• Written exercise:
Transcribe the records in full, keeping every character as it is.

• Given records:

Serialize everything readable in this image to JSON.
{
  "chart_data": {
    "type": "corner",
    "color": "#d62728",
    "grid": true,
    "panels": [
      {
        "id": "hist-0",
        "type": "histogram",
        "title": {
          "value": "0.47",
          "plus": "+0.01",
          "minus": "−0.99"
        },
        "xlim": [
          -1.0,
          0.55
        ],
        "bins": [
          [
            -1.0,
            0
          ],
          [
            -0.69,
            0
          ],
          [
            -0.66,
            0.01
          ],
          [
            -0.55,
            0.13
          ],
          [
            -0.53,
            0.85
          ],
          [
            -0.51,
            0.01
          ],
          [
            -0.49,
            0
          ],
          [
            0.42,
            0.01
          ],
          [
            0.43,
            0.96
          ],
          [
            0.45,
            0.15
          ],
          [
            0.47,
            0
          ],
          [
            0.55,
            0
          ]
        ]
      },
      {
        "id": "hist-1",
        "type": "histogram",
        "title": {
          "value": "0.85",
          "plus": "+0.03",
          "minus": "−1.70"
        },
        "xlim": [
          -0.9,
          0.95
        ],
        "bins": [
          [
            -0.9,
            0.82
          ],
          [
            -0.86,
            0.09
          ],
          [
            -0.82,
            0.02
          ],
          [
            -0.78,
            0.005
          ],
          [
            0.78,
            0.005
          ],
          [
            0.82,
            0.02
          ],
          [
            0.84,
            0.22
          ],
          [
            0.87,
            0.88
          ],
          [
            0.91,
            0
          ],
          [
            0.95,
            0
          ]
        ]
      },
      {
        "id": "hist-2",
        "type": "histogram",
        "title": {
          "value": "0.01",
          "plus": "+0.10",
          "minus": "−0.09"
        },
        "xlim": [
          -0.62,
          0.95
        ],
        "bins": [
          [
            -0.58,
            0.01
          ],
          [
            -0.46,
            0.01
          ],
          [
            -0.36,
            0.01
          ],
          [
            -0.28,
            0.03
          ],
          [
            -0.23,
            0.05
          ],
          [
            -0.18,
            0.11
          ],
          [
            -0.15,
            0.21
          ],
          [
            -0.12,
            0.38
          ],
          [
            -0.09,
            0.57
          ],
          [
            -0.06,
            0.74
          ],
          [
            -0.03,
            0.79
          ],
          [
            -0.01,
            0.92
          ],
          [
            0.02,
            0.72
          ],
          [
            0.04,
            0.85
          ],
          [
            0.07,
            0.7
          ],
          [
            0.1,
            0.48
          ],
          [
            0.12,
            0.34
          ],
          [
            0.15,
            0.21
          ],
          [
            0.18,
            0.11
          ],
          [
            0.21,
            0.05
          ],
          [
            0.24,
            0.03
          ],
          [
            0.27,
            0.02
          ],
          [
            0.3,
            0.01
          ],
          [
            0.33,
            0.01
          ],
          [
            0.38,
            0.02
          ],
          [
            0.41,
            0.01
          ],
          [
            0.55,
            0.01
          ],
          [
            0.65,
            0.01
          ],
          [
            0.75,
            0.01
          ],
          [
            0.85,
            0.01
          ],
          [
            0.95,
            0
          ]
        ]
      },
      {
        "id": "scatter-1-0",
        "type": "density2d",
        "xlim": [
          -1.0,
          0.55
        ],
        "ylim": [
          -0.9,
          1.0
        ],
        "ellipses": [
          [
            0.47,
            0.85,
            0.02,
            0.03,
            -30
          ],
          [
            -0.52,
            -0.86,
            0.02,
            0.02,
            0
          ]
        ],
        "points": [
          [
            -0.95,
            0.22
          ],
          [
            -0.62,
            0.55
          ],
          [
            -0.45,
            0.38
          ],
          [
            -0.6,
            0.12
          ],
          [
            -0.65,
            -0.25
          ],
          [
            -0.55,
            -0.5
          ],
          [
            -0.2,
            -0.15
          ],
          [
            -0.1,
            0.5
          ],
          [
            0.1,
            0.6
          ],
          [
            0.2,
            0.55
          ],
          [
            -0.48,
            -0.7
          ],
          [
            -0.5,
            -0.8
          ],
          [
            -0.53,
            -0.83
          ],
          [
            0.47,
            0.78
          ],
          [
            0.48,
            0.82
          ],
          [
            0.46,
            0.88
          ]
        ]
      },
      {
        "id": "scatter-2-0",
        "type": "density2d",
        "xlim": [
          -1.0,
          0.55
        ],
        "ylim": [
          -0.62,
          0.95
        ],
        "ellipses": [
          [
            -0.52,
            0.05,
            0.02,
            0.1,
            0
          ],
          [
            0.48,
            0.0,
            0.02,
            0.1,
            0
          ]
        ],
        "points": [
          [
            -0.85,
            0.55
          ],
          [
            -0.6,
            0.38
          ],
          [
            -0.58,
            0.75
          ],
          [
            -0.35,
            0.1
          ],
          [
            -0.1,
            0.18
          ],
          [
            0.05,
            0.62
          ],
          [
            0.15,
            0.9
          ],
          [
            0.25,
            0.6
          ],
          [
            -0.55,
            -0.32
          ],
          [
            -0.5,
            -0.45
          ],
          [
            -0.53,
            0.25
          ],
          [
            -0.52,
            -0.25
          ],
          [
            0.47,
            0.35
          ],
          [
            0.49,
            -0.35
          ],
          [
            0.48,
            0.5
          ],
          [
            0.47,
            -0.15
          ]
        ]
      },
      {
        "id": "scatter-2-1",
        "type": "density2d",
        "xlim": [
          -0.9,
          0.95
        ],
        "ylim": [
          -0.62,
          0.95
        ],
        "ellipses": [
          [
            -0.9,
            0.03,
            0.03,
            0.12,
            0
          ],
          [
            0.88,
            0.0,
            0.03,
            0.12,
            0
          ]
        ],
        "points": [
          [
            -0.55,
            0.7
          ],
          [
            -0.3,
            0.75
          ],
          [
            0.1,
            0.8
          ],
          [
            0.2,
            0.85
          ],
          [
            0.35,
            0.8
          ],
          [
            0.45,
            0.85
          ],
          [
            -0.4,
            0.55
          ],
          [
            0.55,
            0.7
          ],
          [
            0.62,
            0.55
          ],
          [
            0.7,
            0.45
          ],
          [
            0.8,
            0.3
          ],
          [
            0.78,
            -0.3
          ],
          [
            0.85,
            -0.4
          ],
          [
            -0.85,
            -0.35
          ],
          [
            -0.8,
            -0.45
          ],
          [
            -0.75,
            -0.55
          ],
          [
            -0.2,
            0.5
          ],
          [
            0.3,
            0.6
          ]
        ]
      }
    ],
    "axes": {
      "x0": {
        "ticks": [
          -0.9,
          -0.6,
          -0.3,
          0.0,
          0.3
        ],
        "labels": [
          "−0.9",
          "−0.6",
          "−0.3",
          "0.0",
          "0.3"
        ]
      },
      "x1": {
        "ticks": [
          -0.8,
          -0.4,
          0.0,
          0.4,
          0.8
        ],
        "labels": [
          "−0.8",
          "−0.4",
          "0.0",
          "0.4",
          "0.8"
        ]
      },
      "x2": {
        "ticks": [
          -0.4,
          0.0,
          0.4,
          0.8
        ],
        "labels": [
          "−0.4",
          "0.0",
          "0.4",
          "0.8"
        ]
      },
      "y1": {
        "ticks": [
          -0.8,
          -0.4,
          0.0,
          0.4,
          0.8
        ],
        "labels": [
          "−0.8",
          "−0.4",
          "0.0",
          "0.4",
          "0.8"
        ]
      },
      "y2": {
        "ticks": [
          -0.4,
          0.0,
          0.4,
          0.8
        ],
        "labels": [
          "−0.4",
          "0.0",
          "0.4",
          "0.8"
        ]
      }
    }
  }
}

• Output:
Serialize everything readable in this image to JSON.
{
  "chart_data": {
    "type": "corner",
    "color": "#d62728",
    "grid": true,
    "panels": [
      {
        "id": "hist-0",
        "type": "histogram",
        "title": {
          "value": "0.47",
          "plus": "+0.01",
          "minus": "−0.99"
        },
        "xlim": [
          -1.0,
          0.55
        ],
        "bins": [
          [
            -1.0,
            0
          ],
          [
            -0.69,
            0
          ],
          [
            -0.66,
            0.01
          ],
          [
            -0.55,
            0.13
          ],
          [
            -0.53,
            0.85
          ],
          [
            -0.51,
            0.01
          ],
          [
            -0.49,
            0
          ],
          [
            0.42,
            0.01
          ],
          [
            0.43,
            0.96
          ],
          [
            0.45,
            0.15
          ],
          [
            0.47,
            0
          ],
          [
            0.55,
            0
          ]
        ]
      },
      {
        "id": "hist-1",
        "type": "histogram",
        "title": {
          "value": "0.85",
          "plus": "+0.03",
          "minus": "−1.70"
        },
        "xlim": [
          -0.9,
          0.95
        ],
        "bins": [
          [
            -0.9,
            0.82
          ],
          [
            -0.86,
            0.09
          ],
          [
            -0.82,
            0.02
          ],
          [
            -0.78,
            0.005
          ],
          [
            0.78,
            0.005
          ],
          [
            0.82,
            0.02
          ],
          [
            0.84,
            0.22
          ],
          [
            0.87,
            0.88
          ],
          [
            0.91,
            0
          ],
          [
            0.95,
            0
          ]
        ]
      },
      {
        "id": "hist-2",
        "type": "histogram",
        "title": {
          "value": "0.01",
          "plus": "+0.10",
          "minus": "−0.09"
        },
        "xlim": [
          -0.62,
          0.95
        ],
        "bins": [
          [
            -0.58,
            0.01
          ],
          [
            -0.46,
            0.01
          ],
          [
            -0.36,
            0.01
          ],
          [
            -0.28,
            0.03
          ],
          [
            -0.23,
            0.05
          ],
          [
            -0.18,
            0.11
          ],
          [
            -0.15,
            0.21
          ],
          [
            -0.12,
            0.38
          ],
          [
            -0.09,
            0.57
          ],
          [
            -0.06,
            0.74
          ],
          [
            -0.03,
            0.79
          ],
          [
            -0.01,
            0.92
          ],
          [
            0.02,
            0.72
          ],
          [
            0.04,
            0.85
          ],
          [
            0.07,
            0.7
          ],
          [
            0.1,
            0.48
          ],
          [
            0.12,
            0.34
          ],
          [
            0.15,
            0.21
          ],
          [
            0.18,
            0.11
          ],
          [
            0.21,
            0.05
          ],
          [
            0.24,
            0.03
          ],
          [
            0.27,
            0.02
          ],
          [
            0.3,
            0.01
          ],
          [
            0.33,
            0.01
          ],
          [
            0.38,
            0.02
          ],
          [
            0.41,
            0.01
          ],
          [
            0.55,
            0.01
          ],
          [
            0.65,
            0.01
          ],
          [
            0.75,
            0.01
          ],
          [
            0.85,
            0.01
          ],
          [
            0.95,
            0
          ]
        ]
      },
      {
        "id": "scatter-1-0",
        "type": "density2d",
        "xlim": [
          -1.0,
          0.55
        ],
        "ylim": [
          -0.9,
          1.0
        ],
        "ellipses": [
          [
            0.47,
            0.85,
            0.02,
            0.03,
            -30
          ],
          [
            -0.52,
            -0.86,
            0.02,
            0.02,
            0
          ]
        ],
        "points": [
          [
            -0.95,
            0.22
          ],
          [
            -0.62,
            0.55
          ],
          [
            -0.45,
            0.38
          ],
          [
            -0.6,
            0.12
          ],
          [
            -0.65,
            -0.25
          ],
          [
            -0.55,
            -0.5
          ],
          [
            -0.2,
            -0.15
          ],
          [
            -0.1,
            0.5
          ],
          [
            0.1,
            0.6
          ],
          [
            0.2,
            0.55
          ],
          [
            -0.48,
            -0.7
          ],
          [
            -0.5,
            -0.8
          ],
          [
            -0.53,
            -0.83
          ],
          [
            0.47,
            0.78
          ],
          [
            0.48,
            0.82
          ],
          [
            0.46,
            0.88
          ]
        ]
      },
      {
        "id": "scatter-2-0",
        "type": "density2d",
        "xlim": [
          -1.0,
          0.55
        ],
        "ylim": [
          -0.62,
          0.95
        ],
        "ellipses": [
          [
            -0.52,
            0.05,
            0.02,
            0.1,
            0
          ],
          [
            0.48,
            0.0,
            0.02,
            0.1,
            0
          ]
        ],
        "points": [
          [
            -0.85,
            0.55
          ],
          [
            -0.6,
            0.38
          ],
          [
            -0.58,
            0.75
          ],
          [
            -0.35,
            0.1
          ],
          [
            -0.1,
            0.18
          ],
          [
            0.05,
            0.62
          ],
          [
            0.15,
            0.9
          ],
          [
            0.25,
            0.6
          ],
          [
            -0.55,
            -0.32
          ],
          [
            -0.5,
            -0.45
          ],
          [
            -0.53,
            0.25
          ],
          [
            -0.52,
            -0.25
          ],
          [
            0.47,
            0.35
          ],
          [
            0.49,
            -0.35
          ],
          [
            0.48,
            0.5
          ],
          [
            0.47,
            -0.15
          ]
        ]
      },
      {
        "id": "scatter-2-1",
        "type": "density2d",
        "xlim": [
          -0.9,
          0.95
        ],
        "ylim": [
          -0.62,
          0.95
        ],
        "ellipses": [
          [
            -0.9,
            0.03,
            0.03,
            0.12,
            0
          ],
          [
            0.88,
            0.0,
            0.03,
            0.12,
            0
          ]
        ],
        "points": [
          [
            -0.55,
            0.7
          ],
          [
            -0.3,
            0.75
          ],
          [
            0.1,
            0.8
          ],
          [
            0.2,
            0.85
          ],
          [
            0.35,
            0.8
          ],
          [
            0.45,
            0.85
          ],
          [
            -0.4,
            0.55
          ],
          [
            0.55,
            0.7
          ],
          [
            0.62,
            0.55
          ],
          [
            0.7,
            0.45
          ],
          [
            0.8,
            0.3
          ],
          [
            0.78,
            -0.3
          ],
          [
            0.85,
            -0.4
          ],
          [
            -0.85,
            -0.35
          ],
          [
            -0.8,
            -0.45
          ],
          [
            -0.75,
            -0.55
          ],
          [
            -0.2,
            0.5
          ],
          [
            0.3,
            0.6
          ]
        ]
      }
    ],
    "axes": {
      "x0": {
        "ticks": [
          -0.9,
          -0.6,
          -0.3,
          0.0,
          0.3
        ],
        "labels": [
          "−0.9",
          "−0.6",
          "−0.3",
          "0.0",
          "0.3"
        ]
      },
      "x1": {
        "ticks": [
          -0.8,
          -0.4,
          0.0,
          0.4,
          0.8
        ],
        "labels": [
          "−0.8",
          "−0.4",
          "0.0",
          "0.4",
          "0.8"
        ]
      },
      "x2": {
        "ticks": [
          -0.4,
          0.0,
          0.4,
          0.8
        ],
        "labels": [
          "−0.4",
          "0.0",
          "0.4",
          "0.8"
        ]
      },
      "y1": {
        "ticks": [
          -0.8,
          -0.4,
          0.0,
          0.4,
          0.8
        ],
        "labels": [
          "−0.8",
          "−0.4",
          "0.0",
          "0.4",
          "0.8"
        ]
      },
      "y2": {
        "ticks": [
          -0.4,
          0.0,
          0.4,
          0.8
        ],
        "labels": [
          "−0.4",
          "0.0",
          "0.4",
          "0.8"
        ]
      }
    }
  }
}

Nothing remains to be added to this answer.